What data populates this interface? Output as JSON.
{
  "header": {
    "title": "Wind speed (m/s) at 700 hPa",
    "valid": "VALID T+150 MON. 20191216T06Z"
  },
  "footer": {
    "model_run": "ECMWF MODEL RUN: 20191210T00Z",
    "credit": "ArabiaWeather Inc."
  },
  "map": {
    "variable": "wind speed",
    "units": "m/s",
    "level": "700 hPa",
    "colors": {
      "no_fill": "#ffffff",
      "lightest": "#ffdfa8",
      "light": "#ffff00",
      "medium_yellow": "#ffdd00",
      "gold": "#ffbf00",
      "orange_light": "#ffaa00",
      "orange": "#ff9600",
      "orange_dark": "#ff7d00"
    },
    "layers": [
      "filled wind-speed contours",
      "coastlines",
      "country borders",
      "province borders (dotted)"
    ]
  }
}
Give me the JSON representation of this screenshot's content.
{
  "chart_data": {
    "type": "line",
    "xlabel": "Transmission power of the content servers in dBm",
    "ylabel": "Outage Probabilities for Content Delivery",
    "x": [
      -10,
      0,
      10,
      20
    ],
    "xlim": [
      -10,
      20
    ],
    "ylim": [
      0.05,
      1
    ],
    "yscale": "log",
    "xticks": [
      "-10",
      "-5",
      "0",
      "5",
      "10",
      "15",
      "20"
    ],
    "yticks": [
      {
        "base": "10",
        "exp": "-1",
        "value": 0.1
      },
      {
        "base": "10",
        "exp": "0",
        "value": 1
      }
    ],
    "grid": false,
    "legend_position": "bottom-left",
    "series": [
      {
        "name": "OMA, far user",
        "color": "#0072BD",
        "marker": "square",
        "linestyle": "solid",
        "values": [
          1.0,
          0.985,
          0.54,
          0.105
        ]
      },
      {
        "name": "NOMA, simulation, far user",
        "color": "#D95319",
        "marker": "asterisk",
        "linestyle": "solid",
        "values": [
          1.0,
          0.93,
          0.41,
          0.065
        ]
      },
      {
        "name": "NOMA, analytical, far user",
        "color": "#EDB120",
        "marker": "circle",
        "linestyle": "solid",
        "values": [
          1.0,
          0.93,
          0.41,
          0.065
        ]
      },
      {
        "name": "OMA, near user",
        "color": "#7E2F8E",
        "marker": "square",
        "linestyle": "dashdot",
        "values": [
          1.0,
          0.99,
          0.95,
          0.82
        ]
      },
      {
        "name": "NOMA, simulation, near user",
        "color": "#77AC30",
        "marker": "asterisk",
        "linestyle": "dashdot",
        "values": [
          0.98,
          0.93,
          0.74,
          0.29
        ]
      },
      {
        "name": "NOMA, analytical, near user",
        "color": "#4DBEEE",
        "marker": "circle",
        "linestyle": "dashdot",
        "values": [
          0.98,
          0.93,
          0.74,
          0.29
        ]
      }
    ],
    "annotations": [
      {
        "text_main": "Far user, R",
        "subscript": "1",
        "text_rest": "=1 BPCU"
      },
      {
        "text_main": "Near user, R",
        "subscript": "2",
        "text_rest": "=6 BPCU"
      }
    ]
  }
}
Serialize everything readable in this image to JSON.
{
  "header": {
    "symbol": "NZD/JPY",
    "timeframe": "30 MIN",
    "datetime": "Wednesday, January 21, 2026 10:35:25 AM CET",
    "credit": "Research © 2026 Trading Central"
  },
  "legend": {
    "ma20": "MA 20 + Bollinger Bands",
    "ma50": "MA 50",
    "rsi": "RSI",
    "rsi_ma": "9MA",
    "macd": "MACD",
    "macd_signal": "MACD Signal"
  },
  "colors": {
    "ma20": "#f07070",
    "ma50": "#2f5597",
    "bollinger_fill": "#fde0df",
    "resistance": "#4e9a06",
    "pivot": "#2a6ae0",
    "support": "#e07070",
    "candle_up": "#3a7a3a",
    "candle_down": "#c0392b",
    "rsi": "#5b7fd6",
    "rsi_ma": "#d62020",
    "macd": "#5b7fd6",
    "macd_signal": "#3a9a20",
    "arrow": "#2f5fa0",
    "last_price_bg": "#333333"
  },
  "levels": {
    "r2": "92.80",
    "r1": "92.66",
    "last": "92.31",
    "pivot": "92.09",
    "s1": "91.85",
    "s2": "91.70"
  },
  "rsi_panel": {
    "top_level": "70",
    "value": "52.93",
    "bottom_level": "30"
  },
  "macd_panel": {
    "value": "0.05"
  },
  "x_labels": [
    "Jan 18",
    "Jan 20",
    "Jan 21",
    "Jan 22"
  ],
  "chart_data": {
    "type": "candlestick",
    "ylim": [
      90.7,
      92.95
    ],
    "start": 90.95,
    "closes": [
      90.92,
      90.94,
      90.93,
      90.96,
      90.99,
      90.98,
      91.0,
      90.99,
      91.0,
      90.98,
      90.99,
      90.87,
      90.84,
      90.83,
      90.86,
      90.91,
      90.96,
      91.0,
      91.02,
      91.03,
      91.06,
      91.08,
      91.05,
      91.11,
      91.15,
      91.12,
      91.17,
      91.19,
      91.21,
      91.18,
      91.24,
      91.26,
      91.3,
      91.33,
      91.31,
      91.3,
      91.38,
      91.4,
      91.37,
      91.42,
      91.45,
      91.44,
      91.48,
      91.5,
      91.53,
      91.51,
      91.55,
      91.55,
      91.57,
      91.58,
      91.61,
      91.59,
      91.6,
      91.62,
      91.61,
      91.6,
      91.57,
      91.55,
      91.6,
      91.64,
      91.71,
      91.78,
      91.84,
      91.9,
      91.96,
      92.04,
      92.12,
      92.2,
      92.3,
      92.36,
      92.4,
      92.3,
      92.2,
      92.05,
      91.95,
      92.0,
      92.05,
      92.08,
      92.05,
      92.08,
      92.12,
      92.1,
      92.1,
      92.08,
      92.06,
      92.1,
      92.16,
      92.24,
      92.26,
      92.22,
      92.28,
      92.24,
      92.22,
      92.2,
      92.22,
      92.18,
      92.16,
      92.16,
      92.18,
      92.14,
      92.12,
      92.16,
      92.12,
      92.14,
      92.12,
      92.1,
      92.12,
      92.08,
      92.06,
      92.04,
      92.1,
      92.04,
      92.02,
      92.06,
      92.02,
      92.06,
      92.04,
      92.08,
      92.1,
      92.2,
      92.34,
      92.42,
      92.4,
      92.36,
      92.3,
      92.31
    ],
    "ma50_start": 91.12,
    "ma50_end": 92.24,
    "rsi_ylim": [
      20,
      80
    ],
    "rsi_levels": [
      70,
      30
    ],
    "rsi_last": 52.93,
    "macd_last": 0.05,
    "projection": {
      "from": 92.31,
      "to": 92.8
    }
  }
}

• • • •

The exercise:
Print every entry exactly as it appears.

Complete answer:
What data populates this interface? Output as JSON.
{
  "header": {
    "title": "Wind speed (m/s) at 700 hPa",
    "valid": "VALID T+150 MON. 20191216T06Z"
  },
  "footer": {
    "model_run": "ECMWF MODEL RUN: 20191210T00Z",
    "credit": "ArabiaWeather Inc."
  },
  "map": {
    "variable": "wind speed",
    "units": "m/s",
    "level": "700 hPa",
    "colors": {
      "no_fill": "#ffffff",
      "lightest": "#ffdfa8",
      "light": "#ffff00",
      "medium_yellow": "#ffdd00",
      "gold": "#ffbf00",
      "orange_light": "#ffaa00",
      "orange": "#ff9600",
      "orange_dark": "#ff7d00"
    },
    "layers": [
      "filled wind-speed contours",
      "coastlines",
      "country borders",
      "province borders (dotted)"
    ]
  }
}
Give me the JSON representation of this screenshot's content.
{
  "chart_data": {
    "type": "line",
    "xlabel": "Transmission power of the content servers in dBm",
    "ylabel": "Outage Probabilities for Content Delivery",
    "x": [
      -10,
      0,
      10,
      20
    ],
    "xlim": [
      -10,
      20
    ],
    "ylim": [
      0.05,
      1
    ],
    "yscale": "log",
    "xticks": [
      "-10",
      "-5",
      "0",
      "5",
      "10",
      "15",
      "20"
    ],
    "yticks": [
      {
        "base": "10",
        "exp": "-1",
        "value": 0.1
      },
      {
        "base": "10",
        "exp": "0",
        "value": 1
      }
    ],
    "grid": false,
    "legend_position": "bottom-left",
    "series": [
      {
        "name": "OMA, far user",
        "color": "#0072BD",
        "marker": "square",
        "linestyle": "solid",
        "values": [
          1.0,
          0.985,
          0.54,
          0.105
        ]
      },
      {
        "name": "NOMA, simulation, far user",
        "color": "#D95319",
        "marker": "asterisk",
        "linestyle": "solid",
        "values": [
          1.0,
          0.93,
          0.41,
          0.065
        ]
      },
      {
        "name": "NOMA, analytical, far user",
        "color": "#EDB120",
        "marker": "circle",
        "linestyle": "solid",
        "values": [
          1.0,
          0.93,
          0.41,
          0.065
        ]
      },
      {
        "name": "OMA, near user",
        "color": "#7E2F8E",
        "marker": "square",
        "linestyle": "dashdot",
        "values": [
          1.0,
          0.99,
          0.95,
          0.82
        ]
      },
      {
        "name": "NOMA, simulation, near user",
        "color": "#77AC30",
        "marker": "asterisk",
        "linestyle": "dashdot",
        "values": [
          0.98,
          0.93,
          0.74,
          0.29
        ]
      },
      {
        "name": "NOMA, analytical, near user",
        "color": "#4DBEEE",
        "marker": "circle",
        "linestyle": "dashdot",
        "values": [
          0.98,
          0.93,
          0.74,
          0.29
        ]
      }
    ],
    "annotations": [
      {
        "text_main": "Far user, R",
        "subscript": "1",
        "text_rest": "=1 BPCU"
      },
      {
        "text_main": "Near user, R",
        "subscript": "2",
        "text_rest": "=6 BPCU"
      }
    ]
  }
}
Serialize everything readable in this image to JSON.
{
  "header": {
    "symbol": "NZD/JPY",
    "timeframe": "30 MIN",
    "datetime": "Wednesday, January 21, 2026 10:35:25 AM CET",
    "credit": "Research © 2026 Trading Central"
  },
  "legend": {
    "ma20": "MA 20 + Bollinger Bands",
    "ma50": "MA 50",
    "rsi": "RSI",
    "rsi_ma": "9MA",
    "macd": "MACD",
    "macd_signal": "MACD Signal"
  },
  "colors": {
    "ma20": "#f07070",
    "ma50": "#2f5597",
    "bollinger_fill": "#fde0df",
    "resistance": "#4e9a06",
    "pivot": "#2a6ae0",
    "support": "#e07070",
    "candle_up": "#3a7a3a",
    "candle_down": "#c0392b",
    "rsi": "#5b7fd6",
    "rsi_ma": "#d62020",
    "macd": "#5b7fd6",
    "macd_signal": "#3a9a20",
    "arrow": "#2f5fa0",
    "last_price_bg": "#333333"
  },
  "levels": {
    "r2": "92.80",
    "r1": "92.66",
    "last": "92.31",
    "pivot": "92.09",
    "s1": "91.85",
    "s2": "91.70"
  },
  "rsi_panel": {
    "top_level": "70",
    "value": "52.93",
    "bottom_level": "30"
  },
  "macd_panel": {
    "value": "0.05"
  },
  "x_labels": [
    "Jan 18",
    "Jan 20",
    "Jan 21",
    "Jan 22"
  ],
  "chart_data": {
    "type": "candlestick",
    "ylim": [
      90.7,
      92.95
    ],
    "start": 90.95,
    "closes": [
      90.92,
      90.94,
      90.93,
      90.96,
      90.99,
      90.98,
      91.0,
      90.99,
      91.0,
      90.98,
      90.99,
      90.87,
      90.84,
      90.83,
      90.86,
      90.91,
      90.96,
      91.0,
      91.02,
      91.03,
      91.06,
      91.08,
      91.05,
      91.11,
      91.15,
      91.12,
      91.17,
      91.19,
      91.21,
      91.18,
      91.24,
      91.26,
      91.3,
      91.33,
      91.31,
      91.3,
      91.38,
      91.4,
      91.37,
      91.42,
      91.45,
      91.44,
      91.48,
      91.5,
      91.53,
      91.51,
      91.55,
      91.55,
      91.57,
      91.58,
      91.61,
      91.59,
      91.6,
      91.62,
      91.61,
      91.6,
      91.57,
      91.55,
      91.6,
      91.64,
      91.71,
      91.78,
      91.84,
      91.9,
      91.96,
      92.04,
      92.12,
      92.2,
      92.3,
      92.36,
      92.4,
      92.3,
      92.2,
      92.05,
      91.95,
      92.0,
      92.05,
      92.08,
      92.05,
      92.08,
      92.12,
      92.1,
      92.1,
      92.08,
      92.06,
      92.1,
      92.16,
      92.24,
      92.26,
      92.22,
      92.28,
      92.24,
      92.22,
      92.2,
      92.22,
      92.18,
      92.16,
      92.16,
      92.18,
      92.14,
      92.12,
      92.16,
      92.12,
      92.14,
      92.12,
      92.1,
      92.12,
      92.08,
      92.06,
      92.04,
      92.1,
      92.04,
      92.02,
      92.06,
      92.02,
      92.06,
      92.04,
      92.08,
      92.1,
      92.2,
      92.34,
      92.42,
      92.4,
      92.36,
      92.3,
      92.31
    ],
    "ma50_start": 91.12,
    "ma50_end": 92.24,
    "rsi_ylim": [
      20,
      80
    ],
    "rsi_levels": [
      70,
      30
    ],
    "rsi_last": 52.93,
    "macd_last": 0.05,
    "projection": {
      "from": 92.31,
      "to": 92.8
    }
  }
}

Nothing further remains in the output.